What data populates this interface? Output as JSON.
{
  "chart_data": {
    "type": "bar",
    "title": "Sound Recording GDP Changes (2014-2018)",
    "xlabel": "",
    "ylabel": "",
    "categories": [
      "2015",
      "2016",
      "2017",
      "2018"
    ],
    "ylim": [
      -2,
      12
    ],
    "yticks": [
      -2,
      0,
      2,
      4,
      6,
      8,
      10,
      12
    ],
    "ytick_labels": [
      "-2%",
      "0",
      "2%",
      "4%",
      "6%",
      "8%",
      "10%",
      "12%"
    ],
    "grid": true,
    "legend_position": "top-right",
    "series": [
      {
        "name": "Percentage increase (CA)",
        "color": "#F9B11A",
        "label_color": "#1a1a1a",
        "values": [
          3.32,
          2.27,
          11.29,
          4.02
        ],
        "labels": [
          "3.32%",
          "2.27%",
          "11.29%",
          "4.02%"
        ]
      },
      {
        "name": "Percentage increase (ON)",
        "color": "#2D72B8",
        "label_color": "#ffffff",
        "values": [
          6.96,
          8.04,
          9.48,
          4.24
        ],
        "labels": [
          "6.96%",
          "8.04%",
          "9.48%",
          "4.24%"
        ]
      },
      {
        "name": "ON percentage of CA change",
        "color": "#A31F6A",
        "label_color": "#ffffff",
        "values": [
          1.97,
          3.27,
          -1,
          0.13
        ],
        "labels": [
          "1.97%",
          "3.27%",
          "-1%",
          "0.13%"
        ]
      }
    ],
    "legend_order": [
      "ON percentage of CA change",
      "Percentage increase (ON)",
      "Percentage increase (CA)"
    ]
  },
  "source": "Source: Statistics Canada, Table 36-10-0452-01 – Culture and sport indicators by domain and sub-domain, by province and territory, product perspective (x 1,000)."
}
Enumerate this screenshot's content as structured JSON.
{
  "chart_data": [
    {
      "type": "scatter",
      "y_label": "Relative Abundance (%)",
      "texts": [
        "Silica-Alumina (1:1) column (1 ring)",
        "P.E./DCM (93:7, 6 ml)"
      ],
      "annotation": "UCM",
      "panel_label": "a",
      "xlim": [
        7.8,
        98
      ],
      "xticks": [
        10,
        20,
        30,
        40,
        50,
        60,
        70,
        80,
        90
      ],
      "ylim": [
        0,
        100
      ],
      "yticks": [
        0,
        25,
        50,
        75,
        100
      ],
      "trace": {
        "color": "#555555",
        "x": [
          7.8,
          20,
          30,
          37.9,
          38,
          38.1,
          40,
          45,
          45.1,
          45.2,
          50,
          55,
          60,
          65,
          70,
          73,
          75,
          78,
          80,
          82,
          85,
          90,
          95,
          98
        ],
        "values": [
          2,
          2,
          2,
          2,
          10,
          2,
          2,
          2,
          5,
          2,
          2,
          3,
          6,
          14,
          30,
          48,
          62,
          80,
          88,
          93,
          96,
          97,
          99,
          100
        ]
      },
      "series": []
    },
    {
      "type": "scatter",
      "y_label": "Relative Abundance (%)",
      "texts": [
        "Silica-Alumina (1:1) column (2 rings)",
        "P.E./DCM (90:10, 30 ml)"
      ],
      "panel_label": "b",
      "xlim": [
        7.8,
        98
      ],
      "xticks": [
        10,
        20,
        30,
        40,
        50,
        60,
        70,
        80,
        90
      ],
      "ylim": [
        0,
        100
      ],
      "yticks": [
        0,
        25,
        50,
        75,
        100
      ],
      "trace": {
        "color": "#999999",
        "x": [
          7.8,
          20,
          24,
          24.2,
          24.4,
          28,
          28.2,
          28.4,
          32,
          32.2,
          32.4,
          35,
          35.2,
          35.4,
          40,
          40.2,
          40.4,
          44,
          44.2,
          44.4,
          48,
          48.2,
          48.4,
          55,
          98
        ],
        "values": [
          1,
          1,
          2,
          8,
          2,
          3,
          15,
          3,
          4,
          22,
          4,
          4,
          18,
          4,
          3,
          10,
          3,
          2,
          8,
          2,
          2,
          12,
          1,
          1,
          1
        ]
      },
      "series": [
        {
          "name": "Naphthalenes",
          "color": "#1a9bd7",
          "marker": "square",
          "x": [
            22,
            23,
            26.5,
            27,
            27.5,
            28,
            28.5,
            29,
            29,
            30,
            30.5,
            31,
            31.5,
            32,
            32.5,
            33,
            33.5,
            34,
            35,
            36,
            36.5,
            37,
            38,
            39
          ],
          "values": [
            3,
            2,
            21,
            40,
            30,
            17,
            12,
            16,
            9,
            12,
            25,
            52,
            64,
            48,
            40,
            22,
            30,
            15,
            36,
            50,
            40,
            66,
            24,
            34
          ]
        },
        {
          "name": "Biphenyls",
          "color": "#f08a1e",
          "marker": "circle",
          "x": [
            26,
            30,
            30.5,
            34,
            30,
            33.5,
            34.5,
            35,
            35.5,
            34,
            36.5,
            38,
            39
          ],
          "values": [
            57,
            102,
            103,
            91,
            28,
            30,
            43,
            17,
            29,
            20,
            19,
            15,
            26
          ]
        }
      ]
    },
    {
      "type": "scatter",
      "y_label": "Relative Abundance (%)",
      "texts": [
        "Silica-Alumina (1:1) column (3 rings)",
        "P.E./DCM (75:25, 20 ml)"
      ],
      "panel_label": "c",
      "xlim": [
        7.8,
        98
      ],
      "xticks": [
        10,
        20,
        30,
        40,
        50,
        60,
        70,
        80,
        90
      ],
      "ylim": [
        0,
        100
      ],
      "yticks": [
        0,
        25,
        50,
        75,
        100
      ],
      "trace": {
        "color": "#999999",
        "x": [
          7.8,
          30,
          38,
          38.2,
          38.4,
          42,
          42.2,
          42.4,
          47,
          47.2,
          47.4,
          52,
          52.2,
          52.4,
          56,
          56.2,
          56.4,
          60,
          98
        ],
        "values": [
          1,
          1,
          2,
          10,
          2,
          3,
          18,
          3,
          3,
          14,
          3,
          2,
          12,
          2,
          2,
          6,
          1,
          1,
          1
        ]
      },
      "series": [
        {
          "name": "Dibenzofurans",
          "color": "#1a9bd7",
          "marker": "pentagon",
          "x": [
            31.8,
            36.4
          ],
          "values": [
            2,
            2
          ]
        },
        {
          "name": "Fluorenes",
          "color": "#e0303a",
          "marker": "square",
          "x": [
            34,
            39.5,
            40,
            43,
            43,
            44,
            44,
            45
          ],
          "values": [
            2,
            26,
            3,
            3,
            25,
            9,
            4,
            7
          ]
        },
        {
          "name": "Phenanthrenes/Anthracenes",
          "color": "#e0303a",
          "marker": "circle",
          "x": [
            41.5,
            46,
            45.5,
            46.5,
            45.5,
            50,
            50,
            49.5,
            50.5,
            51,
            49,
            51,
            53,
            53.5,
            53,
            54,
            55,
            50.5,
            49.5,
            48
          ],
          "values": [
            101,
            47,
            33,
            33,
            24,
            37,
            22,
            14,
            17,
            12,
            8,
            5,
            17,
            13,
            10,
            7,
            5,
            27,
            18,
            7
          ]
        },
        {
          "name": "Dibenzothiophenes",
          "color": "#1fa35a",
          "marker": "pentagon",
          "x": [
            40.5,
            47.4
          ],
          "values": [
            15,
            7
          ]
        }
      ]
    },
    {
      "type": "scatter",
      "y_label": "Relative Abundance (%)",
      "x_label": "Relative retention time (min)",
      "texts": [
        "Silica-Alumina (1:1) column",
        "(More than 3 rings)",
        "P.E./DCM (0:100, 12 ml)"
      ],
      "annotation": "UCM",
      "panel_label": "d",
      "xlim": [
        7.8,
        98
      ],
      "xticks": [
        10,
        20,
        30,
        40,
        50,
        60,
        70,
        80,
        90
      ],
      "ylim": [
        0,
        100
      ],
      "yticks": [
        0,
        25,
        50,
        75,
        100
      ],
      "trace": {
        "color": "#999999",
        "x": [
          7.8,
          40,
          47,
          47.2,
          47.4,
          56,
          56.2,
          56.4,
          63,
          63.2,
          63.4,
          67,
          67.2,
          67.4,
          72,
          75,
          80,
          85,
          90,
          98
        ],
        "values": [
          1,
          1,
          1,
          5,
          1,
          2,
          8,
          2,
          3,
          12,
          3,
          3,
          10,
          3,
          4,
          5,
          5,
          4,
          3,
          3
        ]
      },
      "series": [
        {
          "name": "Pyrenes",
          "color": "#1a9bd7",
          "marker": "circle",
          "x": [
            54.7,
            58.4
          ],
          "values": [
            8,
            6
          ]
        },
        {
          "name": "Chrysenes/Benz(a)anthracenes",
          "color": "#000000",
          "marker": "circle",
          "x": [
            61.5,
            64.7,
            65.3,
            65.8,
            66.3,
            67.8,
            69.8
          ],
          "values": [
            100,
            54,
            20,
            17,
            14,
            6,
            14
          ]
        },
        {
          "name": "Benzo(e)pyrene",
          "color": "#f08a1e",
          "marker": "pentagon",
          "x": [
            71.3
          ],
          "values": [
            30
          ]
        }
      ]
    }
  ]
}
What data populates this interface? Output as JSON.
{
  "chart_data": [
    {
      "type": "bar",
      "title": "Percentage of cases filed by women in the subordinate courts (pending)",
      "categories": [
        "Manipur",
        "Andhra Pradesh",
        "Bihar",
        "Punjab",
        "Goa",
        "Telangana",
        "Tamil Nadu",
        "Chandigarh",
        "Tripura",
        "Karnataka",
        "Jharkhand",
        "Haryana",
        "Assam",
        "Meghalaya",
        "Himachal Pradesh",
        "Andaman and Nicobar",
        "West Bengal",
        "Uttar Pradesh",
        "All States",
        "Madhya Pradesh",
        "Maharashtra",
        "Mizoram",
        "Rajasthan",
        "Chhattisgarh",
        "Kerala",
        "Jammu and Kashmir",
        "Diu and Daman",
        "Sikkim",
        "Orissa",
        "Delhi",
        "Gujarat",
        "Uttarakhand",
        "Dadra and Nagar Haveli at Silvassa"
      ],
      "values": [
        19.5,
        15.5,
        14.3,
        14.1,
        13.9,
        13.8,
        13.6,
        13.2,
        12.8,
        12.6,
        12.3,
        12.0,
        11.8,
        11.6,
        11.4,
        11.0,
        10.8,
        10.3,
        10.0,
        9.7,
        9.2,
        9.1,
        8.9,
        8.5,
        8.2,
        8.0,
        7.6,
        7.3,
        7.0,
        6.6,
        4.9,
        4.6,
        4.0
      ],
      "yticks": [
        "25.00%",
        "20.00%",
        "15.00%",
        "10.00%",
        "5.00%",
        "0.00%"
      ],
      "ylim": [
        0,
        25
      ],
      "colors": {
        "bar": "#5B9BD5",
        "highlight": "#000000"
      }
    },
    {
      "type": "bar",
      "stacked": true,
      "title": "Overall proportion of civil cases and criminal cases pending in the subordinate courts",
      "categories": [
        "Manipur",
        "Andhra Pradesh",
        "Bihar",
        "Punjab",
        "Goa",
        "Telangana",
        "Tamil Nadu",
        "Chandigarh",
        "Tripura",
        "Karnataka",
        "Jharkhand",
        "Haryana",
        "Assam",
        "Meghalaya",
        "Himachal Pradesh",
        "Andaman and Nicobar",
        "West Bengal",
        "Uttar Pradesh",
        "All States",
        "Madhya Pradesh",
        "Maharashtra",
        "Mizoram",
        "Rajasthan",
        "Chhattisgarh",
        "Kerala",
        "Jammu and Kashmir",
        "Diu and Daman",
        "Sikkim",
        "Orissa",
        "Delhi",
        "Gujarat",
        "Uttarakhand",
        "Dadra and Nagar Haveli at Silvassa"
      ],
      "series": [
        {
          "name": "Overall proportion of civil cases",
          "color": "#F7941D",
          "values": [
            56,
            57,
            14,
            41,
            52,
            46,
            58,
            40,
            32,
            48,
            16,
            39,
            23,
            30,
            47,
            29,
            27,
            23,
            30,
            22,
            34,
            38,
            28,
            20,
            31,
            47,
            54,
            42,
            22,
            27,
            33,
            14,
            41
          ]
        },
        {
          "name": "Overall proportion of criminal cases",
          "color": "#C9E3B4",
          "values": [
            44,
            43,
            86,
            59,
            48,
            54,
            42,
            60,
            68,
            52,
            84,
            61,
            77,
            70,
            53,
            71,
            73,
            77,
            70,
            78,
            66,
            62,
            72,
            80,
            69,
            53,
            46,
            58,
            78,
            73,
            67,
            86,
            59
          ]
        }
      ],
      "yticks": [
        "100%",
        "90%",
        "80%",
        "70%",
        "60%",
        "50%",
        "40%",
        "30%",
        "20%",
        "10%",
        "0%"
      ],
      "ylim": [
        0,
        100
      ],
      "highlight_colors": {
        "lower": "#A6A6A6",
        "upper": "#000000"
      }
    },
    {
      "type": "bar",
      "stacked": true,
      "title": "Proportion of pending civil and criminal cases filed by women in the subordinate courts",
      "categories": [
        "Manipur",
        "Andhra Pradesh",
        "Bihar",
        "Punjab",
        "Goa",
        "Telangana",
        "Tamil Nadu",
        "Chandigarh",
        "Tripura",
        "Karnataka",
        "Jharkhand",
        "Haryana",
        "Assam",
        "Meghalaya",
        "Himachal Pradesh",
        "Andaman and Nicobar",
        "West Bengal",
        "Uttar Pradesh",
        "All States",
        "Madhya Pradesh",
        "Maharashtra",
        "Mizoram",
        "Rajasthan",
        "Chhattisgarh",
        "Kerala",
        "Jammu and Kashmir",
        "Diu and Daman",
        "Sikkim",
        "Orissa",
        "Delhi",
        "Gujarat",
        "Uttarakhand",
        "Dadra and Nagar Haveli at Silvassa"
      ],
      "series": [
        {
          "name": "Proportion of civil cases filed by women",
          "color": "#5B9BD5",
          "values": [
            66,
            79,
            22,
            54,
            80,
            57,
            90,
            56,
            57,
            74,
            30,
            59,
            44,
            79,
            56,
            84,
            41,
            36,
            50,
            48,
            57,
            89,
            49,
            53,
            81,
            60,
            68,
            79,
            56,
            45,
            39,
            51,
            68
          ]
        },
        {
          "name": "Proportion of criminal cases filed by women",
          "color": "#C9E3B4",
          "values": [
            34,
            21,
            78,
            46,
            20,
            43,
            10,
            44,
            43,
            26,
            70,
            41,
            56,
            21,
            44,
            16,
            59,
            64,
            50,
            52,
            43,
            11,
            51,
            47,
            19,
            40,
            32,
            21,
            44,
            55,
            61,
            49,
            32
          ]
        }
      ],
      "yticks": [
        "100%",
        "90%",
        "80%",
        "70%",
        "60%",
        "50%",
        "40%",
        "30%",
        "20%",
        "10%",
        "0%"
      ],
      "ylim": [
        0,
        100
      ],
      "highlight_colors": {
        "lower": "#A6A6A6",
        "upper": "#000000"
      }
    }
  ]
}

^^^^^^^^^^^^^^^^

■ Goal of the exercise: From the data above, pick out each line containing "Alumina" and copy it.

■ Task result:
        "Silica-Alumina (1:1) column (1 ring)",
        "Silica-Alumina (1:1) column (2 rings)",
        "Silica-Alumina (1:1) column (3 rings)",
        "Silica-Alumina (1:1) column",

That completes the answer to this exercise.